What this task involves >> From the entries below, gather each line containing the word "JSON".

Data in this exercise >>
----

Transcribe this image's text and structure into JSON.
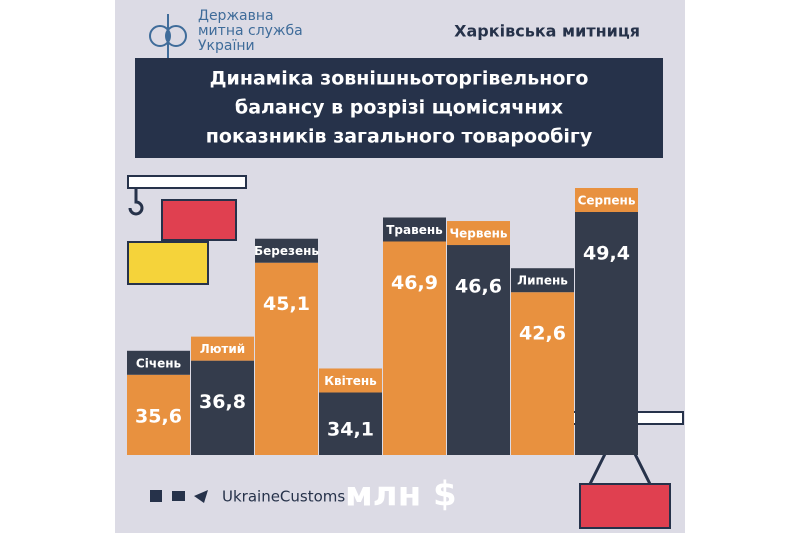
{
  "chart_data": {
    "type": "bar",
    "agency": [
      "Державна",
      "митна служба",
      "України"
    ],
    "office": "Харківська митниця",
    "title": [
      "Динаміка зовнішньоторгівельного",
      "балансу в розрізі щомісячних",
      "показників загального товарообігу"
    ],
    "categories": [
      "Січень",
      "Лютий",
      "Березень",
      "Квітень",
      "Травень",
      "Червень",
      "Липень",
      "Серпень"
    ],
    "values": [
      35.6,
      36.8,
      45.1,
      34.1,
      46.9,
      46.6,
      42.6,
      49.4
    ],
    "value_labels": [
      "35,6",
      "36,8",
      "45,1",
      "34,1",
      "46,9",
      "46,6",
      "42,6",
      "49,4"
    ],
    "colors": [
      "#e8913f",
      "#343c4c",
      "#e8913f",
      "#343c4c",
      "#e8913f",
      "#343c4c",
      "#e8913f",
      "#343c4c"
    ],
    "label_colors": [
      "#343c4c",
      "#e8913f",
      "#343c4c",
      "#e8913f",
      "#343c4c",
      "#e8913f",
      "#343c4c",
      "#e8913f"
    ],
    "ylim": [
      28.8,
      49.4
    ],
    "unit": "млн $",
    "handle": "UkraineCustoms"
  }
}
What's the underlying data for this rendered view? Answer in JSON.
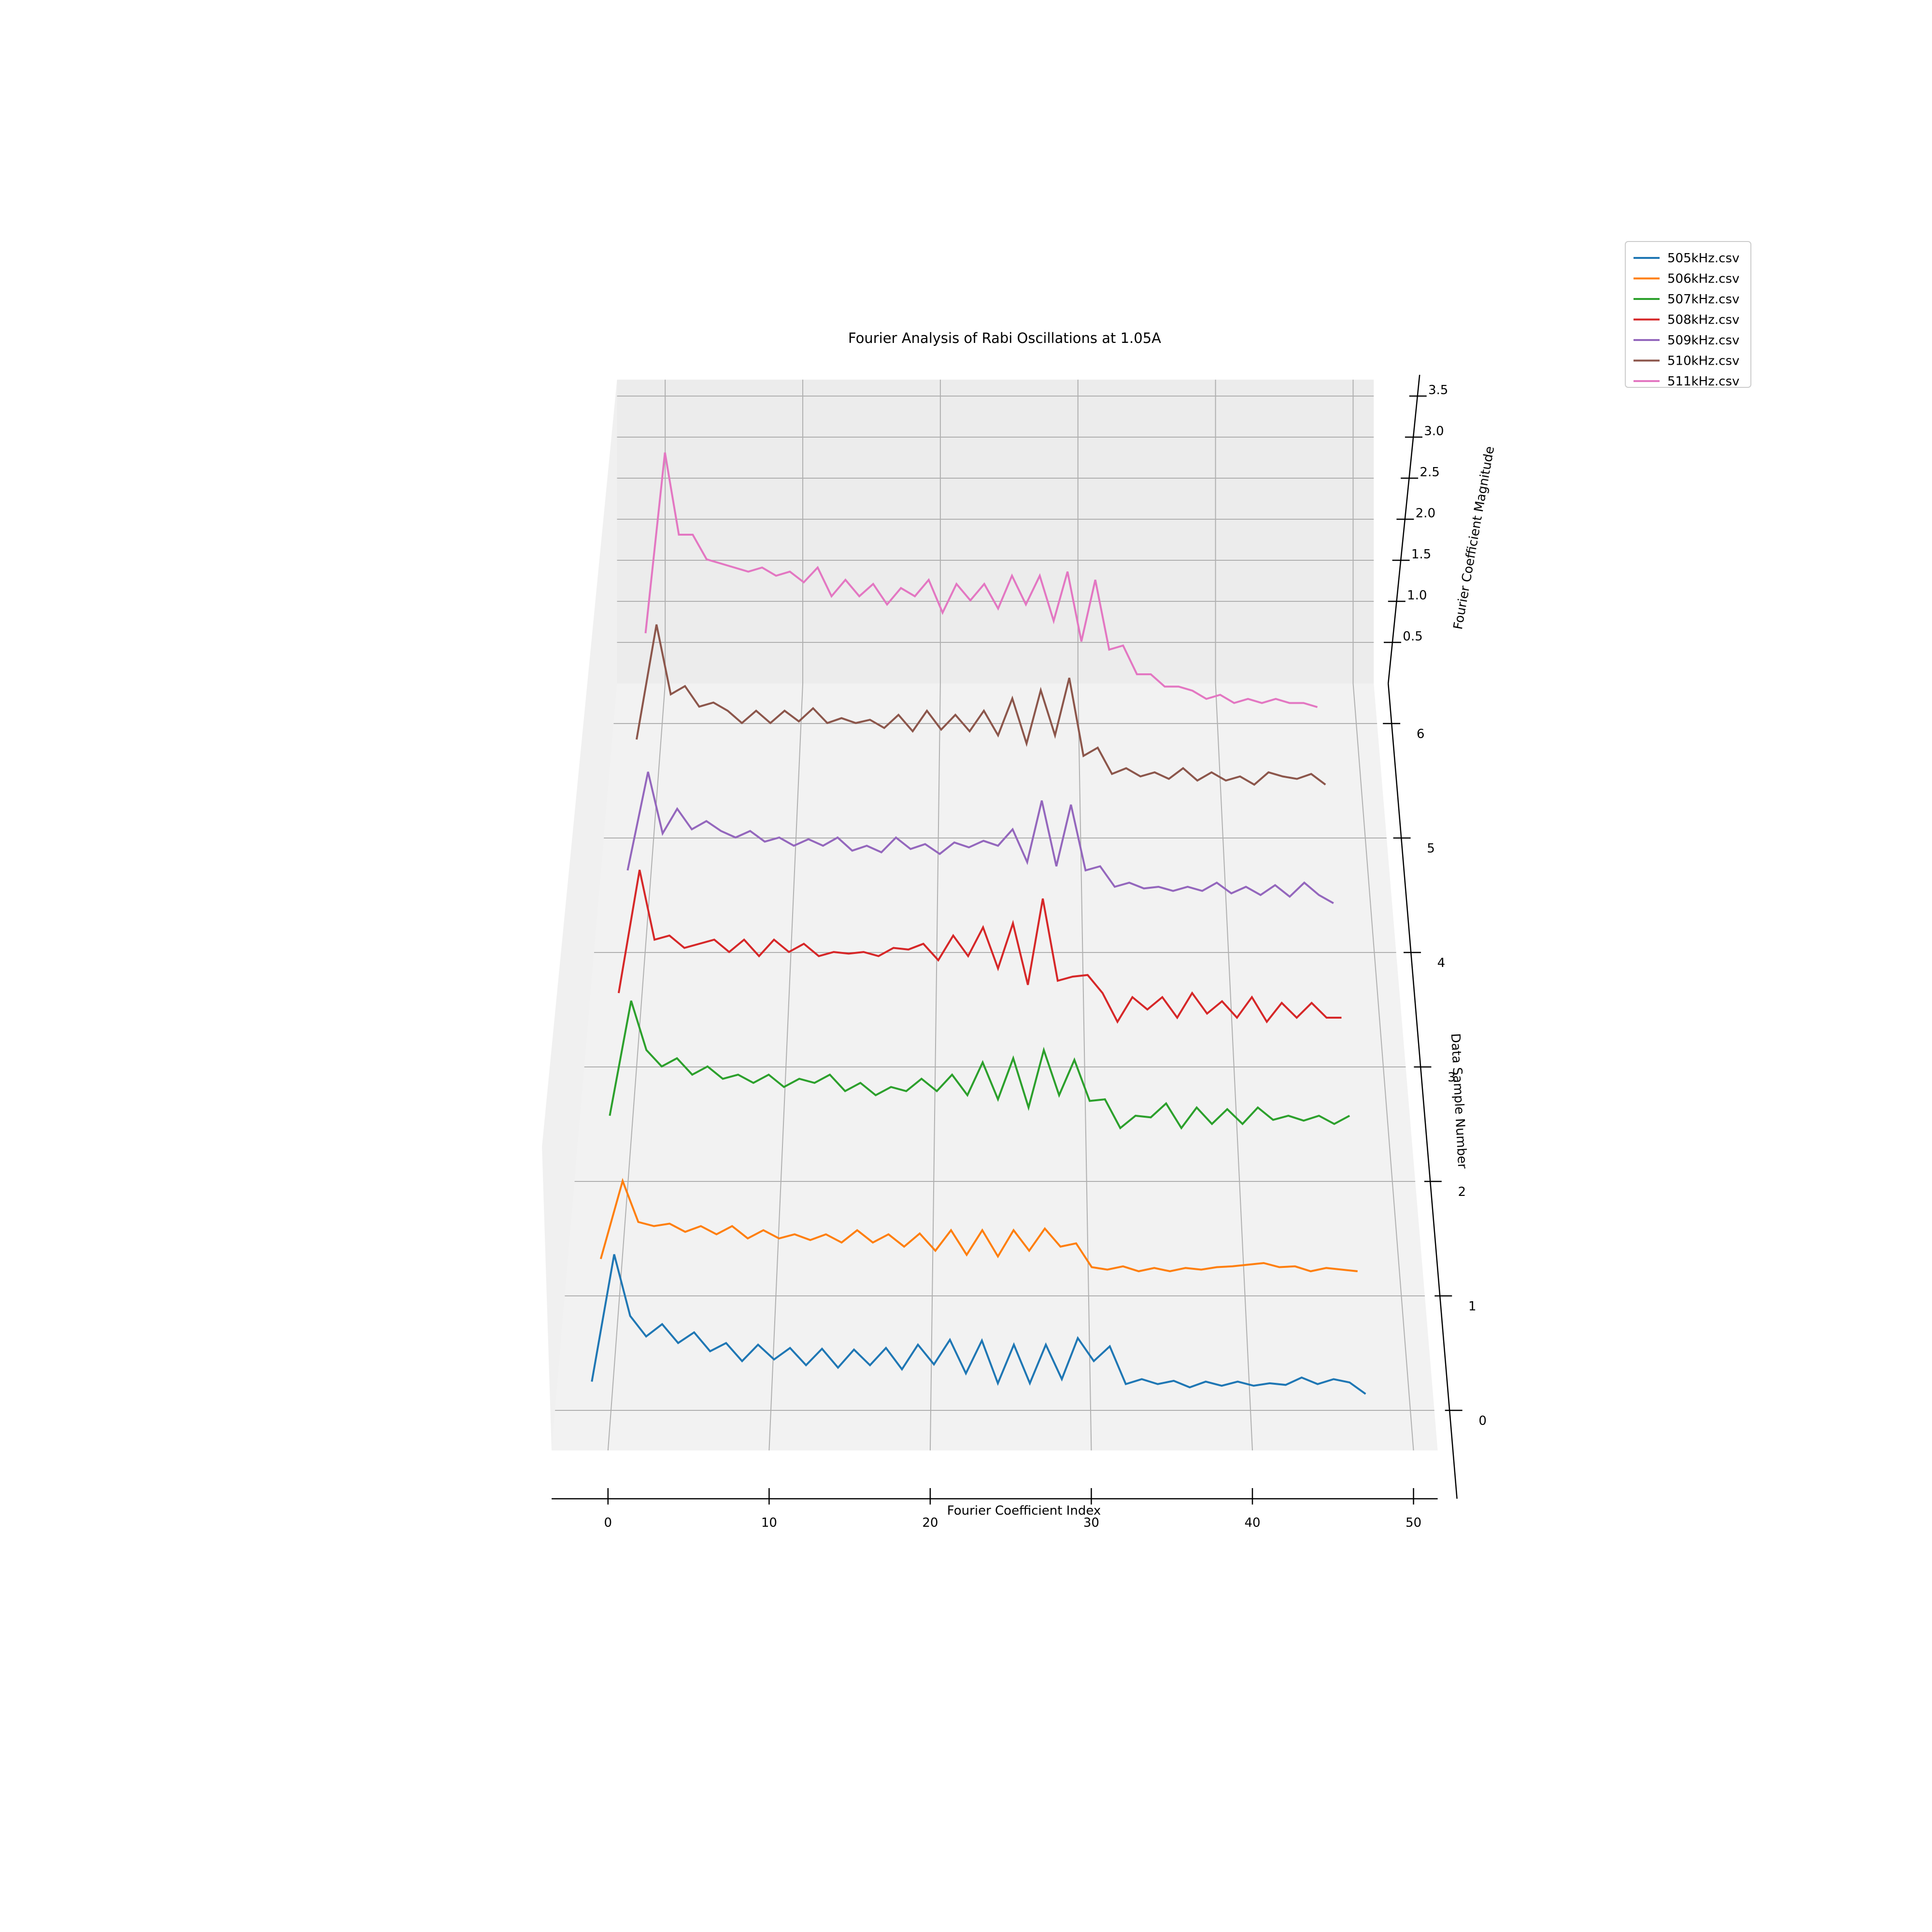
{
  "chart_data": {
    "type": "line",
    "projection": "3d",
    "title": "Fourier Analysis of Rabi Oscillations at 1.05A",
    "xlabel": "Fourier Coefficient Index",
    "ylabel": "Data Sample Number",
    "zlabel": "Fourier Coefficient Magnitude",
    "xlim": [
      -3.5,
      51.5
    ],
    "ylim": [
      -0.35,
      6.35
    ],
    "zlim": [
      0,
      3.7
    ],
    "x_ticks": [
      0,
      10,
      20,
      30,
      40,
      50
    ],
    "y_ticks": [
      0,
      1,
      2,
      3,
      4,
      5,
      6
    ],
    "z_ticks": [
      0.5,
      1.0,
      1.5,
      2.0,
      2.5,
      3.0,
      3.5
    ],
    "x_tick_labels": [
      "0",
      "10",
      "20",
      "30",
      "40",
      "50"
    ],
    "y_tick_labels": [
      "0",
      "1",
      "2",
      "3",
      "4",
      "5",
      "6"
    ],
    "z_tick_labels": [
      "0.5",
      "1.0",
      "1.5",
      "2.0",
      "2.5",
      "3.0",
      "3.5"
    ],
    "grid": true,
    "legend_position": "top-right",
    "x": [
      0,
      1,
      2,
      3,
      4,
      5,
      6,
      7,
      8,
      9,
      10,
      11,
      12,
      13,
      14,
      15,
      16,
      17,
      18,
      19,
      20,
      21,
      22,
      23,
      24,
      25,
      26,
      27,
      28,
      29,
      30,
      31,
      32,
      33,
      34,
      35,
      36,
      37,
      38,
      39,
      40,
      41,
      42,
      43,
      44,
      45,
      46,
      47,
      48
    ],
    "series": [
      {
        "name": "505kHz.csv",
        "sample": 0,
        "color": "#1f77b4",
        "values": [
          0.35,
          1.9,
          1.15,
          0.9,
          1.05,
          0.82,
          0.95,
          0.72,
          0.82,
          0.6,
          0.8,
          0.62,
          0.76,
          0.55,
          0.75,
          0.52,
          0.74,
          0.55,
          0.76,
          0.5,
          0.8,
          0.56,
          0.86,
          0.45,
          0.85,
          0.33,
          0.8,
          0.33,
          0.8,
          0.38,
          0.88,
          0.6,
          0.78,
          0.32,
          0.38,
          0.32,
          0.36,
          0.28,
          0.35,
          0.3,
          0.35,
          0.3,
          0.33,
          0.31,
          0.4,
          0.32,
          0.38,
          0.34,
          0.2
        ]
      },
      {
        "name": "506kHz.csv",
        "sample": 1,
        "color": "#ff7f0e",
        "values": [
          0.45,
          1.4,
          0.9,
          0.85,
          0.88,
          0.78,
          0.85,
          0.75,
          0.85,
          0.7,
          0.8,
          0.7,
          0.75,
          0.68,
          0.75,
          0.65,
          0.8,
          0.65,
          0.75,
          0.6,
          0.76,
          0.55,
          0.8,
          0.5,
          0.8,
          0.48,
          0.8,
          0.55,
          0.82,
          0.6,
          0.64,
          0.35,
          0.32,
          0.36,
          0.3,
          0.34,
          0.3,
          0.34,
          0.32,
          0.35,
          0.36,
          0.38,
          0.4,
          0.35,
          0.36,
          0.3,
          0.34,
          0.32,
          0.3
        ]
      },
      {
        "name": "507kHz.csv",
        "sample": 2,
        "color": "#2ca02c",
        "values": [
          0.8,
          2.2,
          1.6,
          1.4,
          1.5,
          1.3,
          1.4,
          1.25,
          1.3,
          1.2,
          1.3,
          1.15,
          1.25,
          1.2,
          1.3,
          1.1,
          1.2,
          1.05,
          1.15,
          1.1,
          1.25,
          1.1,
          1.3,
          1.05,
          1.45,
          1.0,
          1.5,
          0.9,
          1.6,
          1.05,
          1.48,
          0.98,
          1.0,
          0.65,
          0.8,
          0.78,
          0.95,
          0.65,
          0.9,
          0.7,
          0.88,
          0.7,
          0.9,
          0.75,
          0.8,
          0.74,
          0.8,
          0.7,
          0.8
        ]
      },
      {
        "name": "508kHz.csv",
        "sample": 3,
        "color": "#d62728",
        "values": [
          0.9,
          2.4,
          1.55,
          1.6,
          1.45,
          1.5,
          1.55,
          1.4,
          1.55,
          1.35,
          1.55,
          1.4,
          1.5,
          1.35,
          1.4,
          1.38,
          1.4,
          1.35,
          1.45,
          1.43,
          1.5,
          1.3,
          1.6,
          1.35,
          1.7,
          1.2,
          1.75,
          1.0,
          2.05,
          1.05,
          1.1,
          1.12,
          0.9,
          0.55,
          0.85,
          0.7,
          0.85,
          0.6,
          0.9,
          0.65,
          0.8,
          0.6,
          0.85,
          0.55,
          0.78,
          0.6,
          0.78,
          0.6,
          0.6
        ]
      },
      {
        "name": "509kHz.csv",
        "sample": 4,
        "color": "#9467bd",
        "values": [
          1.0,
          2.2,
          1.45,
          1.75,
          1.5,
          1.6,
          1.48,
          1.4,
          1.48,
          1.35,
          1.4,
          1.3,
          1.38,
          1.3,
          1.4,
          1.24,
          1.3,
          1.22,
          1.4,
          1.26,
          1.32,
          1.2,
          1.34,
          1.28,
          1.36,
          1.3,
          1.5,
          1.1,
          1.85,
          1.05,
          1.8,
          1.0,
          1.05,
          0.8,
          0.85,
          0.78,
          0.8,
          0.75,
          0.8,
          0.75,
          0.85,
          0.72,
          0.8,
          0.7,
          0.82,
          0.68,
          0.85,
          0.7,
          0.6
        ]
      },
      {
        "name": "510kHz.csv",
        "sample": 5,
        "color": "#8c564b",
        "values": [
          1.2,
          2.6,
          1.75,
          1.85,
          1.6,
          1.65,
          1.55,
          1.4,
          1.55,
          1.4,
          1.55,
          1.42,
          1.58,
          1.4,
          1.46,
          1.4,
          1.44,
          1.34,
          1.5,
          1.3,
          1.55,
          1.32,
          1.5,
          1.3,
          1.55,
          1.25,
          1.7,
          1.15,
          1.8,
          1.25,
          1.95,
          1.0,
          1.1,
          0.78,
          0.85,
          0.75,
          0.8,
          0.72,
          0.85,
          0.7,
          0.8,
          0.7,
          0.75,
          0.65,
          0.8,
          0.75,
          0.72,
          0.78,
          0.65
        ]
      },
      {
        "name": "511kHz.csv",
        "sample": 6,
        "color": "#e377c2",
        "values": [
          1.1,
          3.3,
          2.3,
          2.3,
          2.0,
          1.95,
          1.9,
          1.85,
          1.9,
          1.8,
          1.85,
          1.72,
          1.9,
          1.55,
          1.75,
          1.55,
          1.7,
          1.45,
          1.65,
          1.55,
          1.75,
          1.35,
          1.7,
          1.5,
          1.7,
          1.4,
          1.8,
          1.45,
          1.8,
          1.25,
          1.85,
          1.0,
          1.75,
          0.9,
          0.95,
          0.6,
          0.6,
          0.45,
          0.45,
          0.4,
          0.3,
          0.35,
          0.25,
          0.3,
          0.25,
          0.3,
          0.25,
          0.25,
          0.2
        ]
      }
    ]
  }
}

----

Solution to the problem >>
Transcribe this image's text and structure into JSON.
What's the underlying data for this rendered view? Answer in JSON.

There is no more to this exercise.